(Data records)
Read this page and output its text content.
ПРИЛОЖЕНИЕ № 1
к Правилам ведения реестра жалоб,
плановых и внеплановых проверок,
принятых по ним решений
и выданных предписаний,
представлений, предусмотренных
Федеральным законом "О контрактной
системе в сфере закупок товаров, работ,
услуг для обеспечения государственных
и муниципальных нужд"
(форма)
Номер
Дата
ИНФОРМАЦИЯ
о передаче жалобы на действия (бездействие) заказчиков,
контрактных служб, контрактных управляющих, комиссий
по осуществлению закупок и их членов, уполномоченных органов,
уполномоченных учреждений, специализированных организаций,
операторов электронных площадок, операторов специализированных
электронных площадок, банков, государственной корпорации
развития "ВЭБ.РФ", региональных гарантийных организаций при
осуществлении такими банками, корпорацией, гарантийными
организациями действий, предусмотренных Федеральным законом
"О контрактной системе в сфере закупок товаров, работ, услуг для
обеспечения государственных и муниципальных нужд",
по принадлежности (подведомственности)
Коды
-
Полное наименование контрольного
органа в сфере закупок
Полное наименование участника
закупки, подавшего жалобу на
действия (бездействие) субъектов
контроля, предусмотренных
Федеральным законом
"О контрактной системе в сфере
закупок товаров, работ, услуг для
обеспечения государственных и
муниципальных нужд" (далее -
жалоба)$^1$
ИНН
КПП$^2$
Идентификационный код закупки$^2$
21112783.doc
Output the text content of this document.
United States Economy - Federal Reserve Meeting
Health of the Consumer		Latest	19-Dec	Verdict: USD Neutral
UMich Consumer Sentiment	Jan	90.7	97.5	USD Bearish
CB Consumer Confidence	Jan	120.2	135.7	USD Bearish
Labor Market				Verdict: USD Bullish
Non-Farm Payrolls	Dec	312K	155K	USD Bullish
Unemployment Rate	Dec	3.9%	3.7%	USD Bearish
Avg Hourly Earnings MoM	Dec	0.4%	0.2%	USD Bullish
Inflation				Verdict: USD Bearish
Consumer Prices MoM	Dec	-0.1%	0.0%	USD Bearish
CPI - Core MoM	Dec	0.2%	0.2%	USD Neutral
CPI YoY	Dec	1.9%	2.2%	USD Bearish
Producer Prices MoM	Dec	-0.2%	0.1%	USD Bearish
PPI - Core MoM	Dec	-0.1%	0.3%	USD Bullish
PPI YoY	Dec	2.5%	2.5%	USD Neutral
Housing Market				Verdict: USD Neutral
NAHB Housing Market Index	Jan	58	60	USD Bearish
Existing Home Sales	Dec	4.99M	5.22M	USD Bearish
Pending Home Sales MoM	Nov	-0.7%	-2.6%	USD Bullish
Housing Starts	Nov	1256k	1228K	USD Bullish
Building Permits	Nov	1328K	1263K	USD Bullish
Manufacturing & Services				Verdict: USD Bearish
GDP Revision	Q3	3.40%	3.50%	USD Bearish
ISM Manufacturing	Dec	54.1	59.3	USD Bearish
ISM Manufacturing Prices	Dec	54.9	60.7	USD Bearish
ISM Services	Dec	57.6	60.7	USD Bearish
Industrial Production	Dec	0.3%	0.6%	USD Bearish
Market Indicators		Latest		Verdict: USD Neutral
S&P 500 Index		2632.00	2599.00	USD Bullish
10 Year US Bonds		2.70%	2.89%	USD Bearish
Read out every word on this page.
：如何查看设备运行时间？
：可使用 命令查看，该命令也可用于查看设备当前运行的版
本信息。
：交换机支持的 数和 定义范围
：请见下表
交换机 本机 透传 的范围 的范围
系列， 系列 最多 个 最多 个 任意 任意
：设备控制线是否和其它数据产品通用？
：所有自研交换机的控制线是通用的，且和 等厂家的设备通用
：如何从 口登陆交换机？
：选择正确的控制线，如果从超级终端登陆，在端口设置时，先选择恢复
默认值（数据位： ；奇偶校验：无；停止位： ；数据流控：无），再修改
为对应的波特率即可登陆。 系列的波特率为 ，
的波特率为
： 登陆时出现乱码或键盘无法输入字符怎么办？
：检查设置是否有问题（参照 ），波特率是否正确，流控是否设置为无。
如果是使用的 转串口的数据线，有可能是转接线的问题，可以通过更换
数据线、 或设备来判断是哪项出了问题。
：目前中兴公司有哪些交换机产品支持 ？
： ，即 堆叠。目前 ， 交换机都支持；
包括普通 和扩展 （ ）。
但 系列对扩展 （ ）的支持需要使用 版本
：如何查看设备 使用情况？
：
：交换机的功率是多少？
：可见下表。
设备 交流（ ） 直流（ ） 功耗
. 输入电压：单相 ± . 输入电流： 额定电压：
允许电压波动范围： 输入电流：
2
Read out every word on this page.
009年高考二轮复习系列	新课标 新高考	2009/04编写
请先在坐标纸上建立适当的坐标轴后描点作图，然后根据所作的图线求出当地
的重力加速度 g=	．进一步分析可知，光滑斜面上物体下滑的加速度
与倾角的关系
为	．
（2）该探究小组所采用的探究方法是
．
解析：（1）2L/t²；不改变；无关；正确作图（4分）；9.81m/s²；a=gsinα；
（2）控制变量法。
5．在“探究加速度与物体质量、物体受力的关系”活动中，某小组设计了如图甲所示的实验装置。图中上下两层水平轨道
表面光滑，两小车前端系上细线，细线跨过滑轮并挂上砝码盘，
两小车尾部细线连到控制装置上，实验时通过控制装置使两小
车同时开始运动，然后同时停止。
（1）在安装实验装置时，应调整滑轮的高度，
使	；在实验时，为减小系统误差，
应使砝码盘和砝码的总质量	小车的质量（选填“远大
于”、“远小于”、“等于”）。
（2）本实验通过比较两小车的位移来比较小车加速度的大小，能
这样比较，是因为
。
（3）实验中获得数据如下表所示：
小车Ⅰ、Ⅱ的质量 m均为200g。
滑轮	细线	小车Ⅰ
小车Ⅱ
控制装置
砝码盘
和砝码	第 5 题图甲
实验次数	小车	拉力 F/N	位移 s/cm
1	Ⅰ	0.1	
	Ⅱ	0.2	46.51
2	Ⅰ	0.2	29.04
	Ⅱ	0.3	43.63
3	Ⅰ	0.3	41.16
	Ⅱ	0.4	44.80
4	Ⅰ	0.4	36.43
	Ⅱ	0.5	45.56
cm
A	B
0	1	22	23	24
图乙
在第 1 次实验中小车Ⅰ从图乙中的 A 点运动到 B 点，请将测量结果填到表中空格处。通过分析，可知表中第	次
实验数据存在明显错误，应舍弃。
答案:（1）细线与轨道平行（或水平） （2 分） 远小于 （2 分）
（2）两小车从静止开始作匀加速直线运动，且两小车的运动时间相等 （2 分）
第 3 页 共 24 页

EXERCISE AIM:
Quote each line of the listing above exactly.

TASK RESULT:
Read this page and output its text content.
ПРИЛОЖЕНИЕ № 1
к Правилам ведения реестра жалоб,
плановых и внеплановых проверок,
принятых по ним решений
и выданных предписаний,
представлений, предусмотренных
Федеральным законом "О контрактной
системе в сфере закупок товаров, работ,
услуг для обеспечения государственных
и муниципальных нужд"
(форма)
Номер
Дата
ИНФОРМАЦИЯ
о передаче жалобы на действия (бездействие) заказчиков,
контрактных служб, контрактных управляющих, комиссий
по осуществлению закупок и их членов, уполномоченных органов,
уполномоченных учреждений, специализированных организаций,
операторов электронных площадок, операторов специализированных
электронных площадок, банков, государственной корпорации
развития "ВЭБ.РФ", региональных гарантийных организаций при
осуществлении такими банками, корпорацией, гарантийными
организациями действий, предусмотренных Федеральным законом
"О контрактной системе в сфере закупок товаров, работ, услуг для
обеспечения государственных и муниципальных нужд",
по принадлежности (подведомственности)
Коды
-
Полное наименование контрольного
органа в сфере закупок
Полное наименование участника
закупки, подавшего жалобу на
действия (бездействие) субъектов
контроля, предусмотренных
Федеральным законом
"О контрактной системе в сфере
закупок товаров, работ, услуг для
обеспечения государственных и
муниципальных нужд" (далее -
жалоба)$^1$
ИНН
КПП$^2$
Идентификационный код закупки$^2$
21112783.doc
Output the text content of this document.
United States Economy - Federal Reserve Meeting
Health of the Consumer		Latest	19-Dec	Verdict: USD Neutral
UMich Consumer Sentiment	Jan	90.7	97.5	USD Bearish
CB Consumer Confidence	Jan	120.2	135.7	USD Bearish
Labor Market				Verdict: USD Bullish
Non-Farm Payrolls	Dec	312K	155K	USD Bullish
Unemployment Rate	Dec	3.9%	3.7%	USD Bearish
Avg Hourly Earnings MoM	Dec	0.4%	0.2%	USD Bullish
Inflation				Verdict: USD Bearish
Consumer Prices MoM	Dec	-0.1%	0.0%	USD Bearish
CPI - Core MoM	Dec	0.2%	0.2%	USD Neutral
CPI YoY	Dec	1.9%	2.2%	USD Bearish
Producer Prices MoM	Dec	-0.2%	0.1%	USD Bearish
PPI - Core MoM	Dec	-0.1%	0.3%	USD Bullish
PPI YoY	Dec	2.5%	2.5%	USD Neutral
Housing Market				Verdict: USD Neutral
NAHB Housing Market Index	Jan	58	60	USD Bearish
Existing Home Sales	Dec	4.99M	5.22M	USD Bearish
Pending Home Sales MoM	Nov	-0.7%	-2.6%	USD Bullish
Housing Starts	Nov	1256k	1228K	USD Bullish
Building Permits	Nov	1328K	1263K	USD Bullish
Manufacturing & Services				Verdict: USD Bearish
GDP Revision	Q3	3.40%	3.50%	USD Bearish
ISM Manufacturing	Dec	54.1	59.3	USD Bearish
ISM Manufacturing Prices	Dec	54.9	60.7	USD Bearish
ISM Services	Dec	57.6	60.7	USD Bearish
Industrial Production	Dec	0.3%	0.6%	USD Bearish
Market Indicators		Latest		Verdict: USD Neutral
S&P 500 Index		2632.00	2599.00	USD Bullish
10 Year US Bonds		2.70%	2.89%	USD Bearish
Read out every word on this page.
：如何查看设备运行时间？
：可使用 命令查看，该命令也可用于查看设备当前运行的版
本信息。
：交换机支持的 数和 定义范围
：请见下表
交换机 本机 透传 的范围 的范围
系列， 系列 最多 个 最多 个 任意 任意
：设备控制线是否和其它数据产品通用？
：所有自研交换机的控制线是通用的，且和 等厂家的设备通用
：如何从 口登陆交换机？
：选择正确的控制线，如果从超级终端登陆，在端口设置时，先选择恢复
默认值（数据位： ；奇偶校验：无；停止位： ；数据流控：无），再修改
为对应的波特率即可登陆。 系列的波特率为 ，
的波特率为
： 登陆时出现乱码或键盘无法输入字符怎么办？
：检查设置是否有问题（参照 ），波特率是否正确，流控是否设置为无。
如果是使用的 转串口的数据线，有可能是转接线的问题，可以通过更换
数据线、 或设备来判断是哪项出了问题。
：目前中兴公司有哪些交换机产品支持 ？
： ，即 堆叠。目前 ， 交换机都支持；
包括普通 和扩展 （ ）。
但 系列对扩展 （ ）的支持需要使用 版本
：如何查看设备 使用情况？
：
：交换机的功率是多少？
：可见下表。
设备 交流（ ） 直流（ ） 功耗
. 输入电压：单相 ± . 输入电流： 额定电压：
允许电压波动范围： 输入电流：
2
Read out every word on this page.
009年高考二轮复习系列	新课标 新高考	2009/04编写
请先在坐标纸上建立适当的坐标轴后描点作图，然后根据所作的图线求出当地
的重力加速度 g=	．进一步分析可知，光滑斜面上物体下滑的加速度
与倾角的关系
为	．
（2）该探究小组所采用的探究方法是
．
解析：（1）2L/t²；不改变；无关；正确作图（4分）；9.81m/s²；a=gsinα；
（2）控制变量法。
5．在“探究加速度与物体质量、物体受力的关系”活动中，某小组设计了如图甲所示的实验装置。图中上下两层水平轨道
表面光滑，两小车前端系上细线，细线跨过滑轮并挂上砝码盘，
两小车尾部细线连到控制装置上，实验时通过控制装置使两小
车同时开始运动，然后同时停止。
（1）在安装实验装置时，应调整滑轮的高度，
使	；在实验时，为减小系统误差，
应使砝码盘和砝码的总质量	小车的质量（选填“远大
于”、“远小于”、“等于”）。
（2）本实验通过比较两小车的位移来比较小车加速度的大小，能
这样比较，是因为
。
（3）实验中获得数据如下表所示：
小车Ⅰ、Ⅱ的质量 m均为200g。
滑轮	细线	小车Ⅰ
小车Ⅱ
控制装置
砝码盘
和砝码	第 5 题图甲
实验次数	小车	拉力 F/N	位移 s/cm
1	Ⅰ	0.1	
	Ⅱ	0.2	46.51
2	Ⅰ	0.2	29.04
	Ⅱ	0.3	43.63
3	Ⅰ	0.3	41.16
	Ⅱ	0.4	44.80
4	Ⅰ	0.4	36.43
	Ⅱ	0.5	45.56
cm
A	B
0	1	22	23	24
图乙
在第 1 次实验中小车Ⅰ从图乙中的 A 点运动到 B 点，请将测量结果填到表中空格处。通过分析，可知表中第	次
实验数据存在明显错误，应舍弃。
答案:（1）细线与轨道平行（或水平） （2 分） 远小于 （2 分）
（2）两小车从静止开始作匀加速直线运动，且两小车的运动时间相等 （2 分）
第 3 页 共 24 页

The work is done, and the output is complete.